## Request
Pick out all lines in the listing holding the string "bibir" and copy them.

## Available data
━━━━━━━━━━━━━━━━
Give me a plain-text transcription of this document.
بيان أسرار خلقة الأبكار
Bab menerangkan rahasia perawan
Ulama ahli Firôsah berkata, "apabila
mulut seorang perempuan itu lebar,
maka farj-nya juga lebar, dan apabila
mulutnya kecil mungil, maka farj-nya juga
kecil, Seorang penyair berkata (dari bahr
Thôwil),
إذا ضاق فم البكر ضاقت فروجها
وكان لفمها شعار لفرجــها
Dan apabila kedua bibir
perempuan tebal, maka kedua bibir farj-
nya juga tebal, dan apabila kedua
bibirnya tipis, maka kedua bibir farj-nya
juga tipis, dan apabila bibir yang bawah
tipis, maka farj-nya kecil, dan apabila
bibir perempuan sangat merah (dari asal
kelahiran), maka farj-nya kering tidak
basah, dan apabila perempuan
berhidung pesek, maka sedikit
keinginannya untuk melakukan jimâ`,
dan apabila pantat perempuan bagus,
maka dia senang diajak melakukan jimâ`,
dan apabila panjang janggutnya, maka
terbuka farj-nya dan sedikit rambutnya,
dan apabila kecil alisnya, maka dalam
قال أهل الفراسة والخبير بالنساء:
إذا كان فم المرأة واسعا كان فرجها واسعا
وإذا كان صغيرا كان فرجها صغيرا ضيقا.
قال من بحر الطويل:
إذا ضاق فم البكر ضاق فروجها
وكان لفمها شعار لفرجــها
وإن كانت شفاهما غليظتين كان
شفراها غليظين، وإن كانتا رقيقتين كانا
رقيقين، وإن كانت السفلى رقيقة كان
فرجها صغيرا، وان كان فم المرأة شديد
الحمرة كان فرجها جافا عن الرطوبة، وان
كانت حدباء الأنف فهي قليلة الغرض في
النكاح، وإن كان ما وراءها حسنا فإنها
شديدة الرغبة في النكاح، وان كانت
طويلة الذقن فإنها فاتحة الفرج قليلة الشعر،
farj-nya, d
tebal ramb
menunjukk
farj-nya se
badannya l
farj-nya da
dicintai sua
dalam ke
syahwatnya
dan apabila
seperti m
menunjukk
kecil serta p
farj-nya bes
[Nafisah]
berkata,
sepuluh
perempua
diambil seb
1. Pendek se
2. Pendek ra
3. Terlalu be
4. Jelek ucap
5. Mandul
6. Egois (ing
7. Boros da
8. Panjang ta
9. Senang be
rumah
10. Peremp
━━━━━━━━━━━━━━━━
## Correct answer
Dan apabila kedua bibir
perempuan tebal, maka kedua bibir farj-
bibirnya tipis, maka kedua bibir farj-nya
juga tipis, dan apabila bibir yang bawah
bibir perempuan sangat merah (dari asal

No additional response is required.